*REQUIRED TASK*: Copy out all the records exactly.

*SUPPLIED ENTRIES*:
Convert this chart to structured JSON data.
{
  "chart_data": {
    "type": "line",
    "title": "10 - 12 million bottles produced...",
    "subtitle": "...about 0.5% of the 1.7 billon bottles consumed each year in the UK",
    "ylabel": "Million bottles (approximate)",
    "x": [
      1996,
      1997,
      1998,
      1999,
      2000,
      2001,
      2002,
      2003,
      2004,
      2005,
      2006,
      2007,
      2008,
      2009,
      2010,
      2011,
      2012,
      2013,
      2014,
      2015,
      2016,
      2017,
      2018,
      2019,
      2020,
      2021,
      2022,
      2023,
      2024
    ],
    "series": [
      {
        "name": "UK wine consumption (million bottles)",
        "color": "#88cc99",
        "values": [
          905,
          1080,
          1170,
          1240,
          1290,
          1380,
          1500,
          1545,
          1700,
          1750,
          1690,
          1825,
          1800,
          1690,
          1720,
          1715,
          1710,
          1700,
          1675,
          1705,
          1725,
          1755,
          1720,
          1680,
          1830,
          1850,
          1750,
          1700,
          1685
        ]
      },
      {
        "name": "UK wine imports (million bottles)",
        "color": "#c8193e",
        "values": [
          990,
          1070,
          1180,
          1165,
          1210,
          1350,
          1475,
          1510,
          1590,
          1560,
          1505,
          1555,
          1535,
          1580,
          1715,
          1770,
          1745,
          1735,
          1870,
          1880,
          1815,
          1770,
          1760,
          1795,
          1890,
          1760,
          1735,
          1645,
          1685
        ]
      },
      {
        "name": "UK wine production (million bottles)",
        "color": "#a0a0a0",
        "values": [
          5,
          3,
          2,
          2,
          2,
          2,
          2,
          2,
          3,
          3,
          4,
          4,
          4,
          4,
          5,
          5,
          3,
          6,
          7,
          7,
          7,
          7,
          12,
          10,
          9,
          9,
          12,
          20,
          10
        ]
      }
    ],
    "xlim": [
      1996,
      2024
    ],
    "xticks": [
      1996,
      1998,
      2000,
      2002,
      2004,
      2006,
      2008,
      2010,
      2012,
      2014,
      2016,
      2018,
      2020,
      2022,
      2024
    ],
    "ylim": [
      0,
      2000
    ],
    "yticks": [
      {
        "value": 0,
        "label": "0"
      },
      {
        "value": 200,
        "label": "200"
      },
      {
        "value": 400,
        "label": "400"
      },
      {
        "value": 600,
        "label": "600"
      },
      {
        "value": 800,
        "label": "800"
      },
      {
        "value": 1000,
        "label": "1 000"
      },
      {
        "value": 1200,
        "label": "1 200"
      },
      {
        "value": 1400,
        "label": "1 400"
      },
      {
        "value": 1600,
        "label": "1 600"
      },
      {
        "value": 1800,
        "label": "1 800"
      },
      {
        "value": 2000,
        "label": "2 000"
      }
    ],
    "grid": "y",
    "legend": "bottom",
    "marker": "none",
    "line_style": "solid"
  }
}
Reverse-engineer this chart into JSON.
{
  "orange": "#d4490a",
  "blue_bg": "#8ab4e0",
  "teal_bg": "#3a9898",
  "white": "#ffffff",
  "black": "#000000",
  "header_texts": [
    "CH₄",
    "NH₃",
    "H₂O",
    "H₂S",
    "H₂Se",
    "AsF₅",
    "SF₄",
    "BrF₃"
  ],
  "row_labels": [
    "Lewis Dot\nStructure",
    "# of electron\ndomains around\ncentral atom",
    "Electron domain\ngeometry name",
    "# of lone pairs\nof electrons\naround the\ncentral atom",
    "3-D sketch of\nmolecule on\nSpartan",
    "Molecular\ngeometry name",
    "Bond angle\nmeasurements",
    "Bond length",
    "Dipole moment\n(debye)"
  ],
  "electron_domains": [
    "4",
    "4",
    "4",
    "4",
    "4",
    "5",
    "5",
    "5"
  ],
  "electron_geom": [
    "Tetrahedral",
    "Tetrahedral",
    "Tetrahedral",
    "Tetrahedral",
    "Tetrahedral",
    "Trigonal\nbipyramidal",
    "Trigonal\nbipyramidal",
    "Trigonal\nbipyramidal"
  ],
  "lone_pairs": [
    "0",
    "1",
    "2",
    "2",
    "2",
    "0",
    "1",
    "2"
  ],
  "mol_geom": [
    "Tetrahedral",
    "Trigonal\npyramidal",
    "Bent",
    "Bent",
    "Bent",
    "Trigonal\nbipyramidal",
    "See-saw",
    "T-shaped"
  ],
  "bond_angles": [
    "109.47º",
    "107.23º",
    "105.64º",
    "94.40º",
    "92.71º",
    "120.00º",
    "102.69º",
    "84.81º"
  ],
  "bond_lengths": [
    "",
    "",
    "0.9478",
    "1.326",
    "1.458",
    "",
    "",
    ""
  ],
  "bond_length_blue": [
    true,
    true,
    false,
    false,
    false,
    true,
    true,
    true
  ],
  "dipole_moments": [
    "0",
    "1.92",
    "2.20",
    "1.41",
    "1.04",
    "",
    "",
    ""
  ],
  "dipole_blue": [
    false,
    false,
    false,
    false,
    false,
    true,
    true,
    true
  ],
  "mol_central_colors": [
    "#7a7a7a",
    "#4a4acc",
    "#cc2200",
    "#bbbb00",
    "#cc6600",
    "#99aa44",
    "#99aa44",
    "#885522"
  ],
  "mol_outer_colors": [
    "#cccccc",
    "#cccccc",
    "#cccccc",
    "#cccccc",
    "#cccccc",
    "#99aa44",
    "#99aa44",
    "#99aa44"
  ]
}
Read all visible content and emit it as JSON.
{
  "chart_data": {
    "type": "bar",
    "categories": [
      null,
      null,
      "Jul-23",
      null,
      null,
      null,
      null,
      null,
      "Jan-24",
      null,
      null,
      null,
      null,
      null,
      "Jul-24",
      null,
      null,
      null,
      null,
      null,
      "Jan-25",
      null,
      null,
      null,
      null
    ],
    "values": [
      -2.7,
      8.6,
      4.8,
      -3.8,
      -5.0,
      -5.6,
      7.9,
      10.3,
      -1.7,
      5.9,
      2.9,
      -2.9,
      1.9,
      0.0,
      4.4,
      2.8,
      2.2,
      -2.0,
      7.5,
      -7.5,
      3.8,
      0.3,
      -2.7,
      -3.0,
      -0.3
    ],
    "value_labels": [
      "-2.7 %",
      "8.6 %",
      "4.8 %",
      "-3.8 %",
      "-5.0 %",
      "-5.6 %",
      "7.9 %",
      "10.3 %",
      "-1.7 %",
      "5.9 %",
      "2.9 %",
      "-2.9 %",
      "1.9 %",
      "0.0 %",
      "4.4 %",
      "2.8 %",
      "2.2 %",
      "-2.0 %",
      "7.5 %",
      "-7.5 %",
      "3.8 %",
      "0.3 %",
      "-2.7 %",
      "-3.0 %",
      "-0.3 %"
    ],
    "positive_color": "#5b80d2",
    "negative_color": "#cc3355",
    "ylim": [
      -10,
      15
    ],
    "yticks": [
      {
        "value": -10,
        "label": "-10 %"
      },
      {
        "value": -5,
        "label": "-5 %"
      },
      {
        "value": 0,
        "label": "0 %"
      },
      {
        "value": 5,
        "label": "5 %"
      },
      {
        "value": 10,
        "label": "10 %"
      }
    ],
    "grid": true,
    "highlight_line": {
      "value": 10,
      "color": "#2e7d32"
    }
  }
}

*EXPECTED ANSWER*:
Convert this chart to structured JSON data.
{
  "chart_data": {
    "type": "line",
    "title": "10 - 12 million bottles produced...",
    "subtitle": "...about 0.5% of the 1.7 billon bottles consumed each year in the UK",
    "ylabel": "Million bottles (approximate)",
    "x": [
      1996,
      1997,
      1998,
      1999,
      2000,
      2001,
      2002,
      2003,
      2004,
      2005,
      2006,
      2007,
      2008,
      2009,
      2010,
      2011,
      2012,
      2013,
      2014,
      2015,
      2016,
      2017,
      2018,
      2019,
      2020,
      2021,
      2022,
      2023,
      2024
    ],
    "series": [
      {
        "name": "UK wine consumption (million bottles)",
        "color": "#88cc99",
        "values": [
          905,
          1080,
          1170,
          1240,
          1290,
          1380,
          1500,
          1545,
          1700,
          1750,
          1690,
          1825,
          1800,
          1690,
          1720,
          1715,
          1710,
          1700,
          1675,
          1705,
          1725,
          1755,
          1720,
          1680,
          1830,
          1850,
          1750,
          1700,
          1685
        ]
      },
      {
        "name": "UK wine imports (million bottles)",
        "color": "#c8193e",
        "values": [
          990,
          1070,
          1180,
          1165,
          1210,
          1350,
          1475,
          1510,
          1590,
          1560,
          1505,
          1555,
          1535,
          1580,
          1715,
          1770,
          1745,
          1735,
          1870,
          1880,
          1815,
          1770,
          1760,
          1795,
          1890,
          1760,
          1735,
          1645,
          1685
        ]
      },
      {
        "name": "UK wine production (million bottles)",
        "color": "#a0a0a0",
        "values": [
          5,
          3,
          2,
          2,
          2,
          2,
          2,
          2,
          3,
          3,
          4,
          4,
          4,
          4,
          5,
          5,
          3,
          6,
          7,
          7,
          7,
          7,
          12,
          10,
          9,
          9,
          12,
          20,
          10
        ]
      }
    ],
    "xlim": [
      1996,
      2024
    ],
    "xticks": [
      1996,
      1998,
      2000,
      2002,
      2004,
      2006,
      2008,
      2010,
      2012,
      2014,
      2016,
      2018,
      2020,
      2022,
      2024
    ],
    "ylim": [
      0,
      2000
    ],
    "yticks": [
      {
        "value": 0,
        "label": "0"
      },
      {
        "value": 200,
        "label": "200"
      },
      {
        "value": 400,
        "label": "400"
      },
      {
        "value": 600,
        "label": "600"
      },
      {
        "value": 800,
        "label": "800"
      },
      {
        "value": 1000,
        "label": "1 000"
      },
      {
        "value": 1200,
        "label": "1 200"
      },
      {
        "value": 1400,
        "label": "1 400"
      },
      {
        "value": 1600,
        "label": "1 600"
      },
      {
        "value": 1800,
        "label": "1 800"
      },
      {
        "value": 2000,
        "label": "2 000"
      }
    ],
    "grid": "y",
    "legend": "bottom",
    "marker": "none",
    "line_style": "solid"
  }
}
Reverse-engineer this chart into JSON.
{
  "orange": "#d4490a",
  "blue_bg": "#8ab4e0",
  "teal_bg": "#3a9898",
  "white": "#ffffff",
  "black": "#000000",
  "header_texts": [
    "CH₄",
    "NH₃",
    "H₂O",
    "H₂S",
    "H₂Se",
    "AsF₅",
    "SF₄",
    "BrF₃"
  ],
  "row_labels": [
    "Lewis Dot\nStructure",
    "# of electron\ndomains around\ncentral atom",
    "Electron domain\ngeometry name",
    "# of lone pairs\nof electrons\naround the\ncentral atom",
    "3-D sketch of\nmolecule on\nSpartan",
    "Molecular\ngeometry name",
    "Bond angle\nmeasurements",
    "Bond length",
    "Dipole moment\n(debye)"
  ],
  "electron_domains": [
    "4",
    "4",
    "4",
    "4",
    "4",
    "5",
    "5",
    "5"
  ],
  "electron_geom": [
    "Tetrahedral",
    "Tetrahedral",
    "Tetrahedral",
    "Tetrahedral",
    "Tetrahedral",
    "Trigonal\nbipyramidal",
    "Trigonal\nbipyramidal",
    "Trigonal\nbipyramidal"
  ],
  "lone_pairs": [
    "0",
    "1",
    "2",
    "2",
    "2",
    "0",
    "1",
    "2"
  ],
  "mol_geom": [
    "Tetrahedral",
    "Trigonal\npyramidal",
    "Bent",
    "Bent",
    "Bent",
    "Trigonal\nbipyramidal",
    "See-saw",
    "T-shaped"
  ],
  "bond_angles": [
    "109.47º",
    "107.23º",
    "105.64º",
    "94.40º",
    "92.71º",
    "120.00º",
    "102.69º",
    "84.81º"
  ],
  "bond_lengths": [
    "",
    "",
    "0.9478",
    "1.326",
    "1.458",
    "",
    "",
    ""
  ],
  "bond_length_blue": [
    true,
    true,
    false,
    false,
    false,
    true,
    true,
    true
  ],
  "dipole_moments": [
    "0",
    "1.92",
    "2.20",
    "1.41",
    "1.04",
    "",
    "",
    ""
  ],
  "dipole_blue": [
    false,
    false,
    false,
    false,
    false,
    true,
    true,
    true
  ],
  "mol_central_colors": [
    "#7a7a7a",
    "#4a4acc",
    "#cc2200",
    "#bbbb00",
    "#cc6600",
    "#99aa44",
    "#99aa44",
    "#885522"
  ],
  "mol_outer_colors": [
    "#cccccc",
    "#cccccc",
    "#cccccc",
    "#cccccc",
    "#cccccc",
    "#99aa44",
    "#99aa44",
    "#99aa44"
  ]
}
Read all visible content and emit it as JSON.
{
  "chart_data": {
    "type": "bar",
    "categories": [
      null,
      null,
      "Jul-23",
      null,
      null,
      null,
      null,
      null,
      "Jan-24",
      null,
      null,
      null,
      null,
      null,
      "Jul-24",
      null,
      null,
      null,
      null,
      null,
      "Jan-25",
      null,
      null,
      null,
      null
    ],
    "values": [
      -2.7,
      8.6,
      4.8,
      -3.8,
      -5.0,
      -5.6,
      7.9,
      10.3,
      -1.7,
      5.9,
      2.9,
      -2.9,
      1.9,
      0.0,
      4.4,
      2.8,
      2.2,
      -2.0,
      7.5,
      -7.5,
      3.8,
      0.3,
      -2.7,
      -3.0,
      -0.3
    ],
    "value_labels": [
      "-2.7 %",
      "8.6 %",
      "4.8 %",
      "-3.8 %",
      "-5.0 %",
      "-5.6 %",
      "7.9 %",
      "10.3 %",
      "-1.7 %",
      "5.9 %",
      "2.9 %",
      "-2.9 %",
      "1.9 %",
      "0.0 %",
      "4.4 %",
      "2.8 %",
      "2.2 %",
      "-2.0 %",
      "7.5 %",
      "-7.5 %",
      "3.8 %",
      "0.3 %",
      "-2.7 %",
      "-3.0 %",
      "-0.3 %"
    ],
    "positive_color": "#5b80d2",
    "negative_color": "#cc3355",
    "ylim": [
      -10,
      15
    ],
    "yticks": [
      {
        "value": -10,
        "label": "-10 %"
      },
      {
        "value": -5,
        "label": "-5 %"
      },
      {
        "value": 0,
        "label": "0 %"
      },
      {
        "value": 5,
        "label": "5 %"
      },
      {
        "value": 10,
        "label": "10 %"
      }
    ],
    "grid": true,
    "highlight_line": {
      "value": 10,
      "color": "#2e7d32"
    }
  }
}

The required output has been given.